GIVEN PROBLEM:
From the listing below, select every line where the word "Rotating" appears.
** START DATA RECORDS **
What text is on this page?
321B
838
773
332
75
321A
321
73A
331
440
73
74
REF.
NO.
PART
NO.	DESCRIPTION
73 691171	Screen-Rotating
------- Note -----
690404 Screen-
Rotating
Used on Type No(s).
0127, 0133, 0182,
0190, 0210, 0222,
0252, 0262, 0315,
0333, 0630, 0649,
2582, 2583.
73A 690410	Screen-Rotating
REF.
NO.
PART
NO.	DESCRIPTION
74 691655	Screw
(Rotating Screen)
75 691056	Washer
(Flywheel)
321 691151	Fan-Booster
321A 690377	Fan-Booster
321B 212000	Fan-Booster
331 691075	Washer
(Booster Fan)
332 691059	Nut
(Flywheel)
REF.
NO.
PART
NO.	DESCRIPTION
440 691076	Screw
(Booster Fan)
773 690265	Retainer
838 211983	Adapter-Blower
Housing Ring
** END DATA RECORDS **
THE ANSWER:
73 691171	Screen-Rotating
Rotating
73A 690410	Screen-Rotating
(Rotating Screen)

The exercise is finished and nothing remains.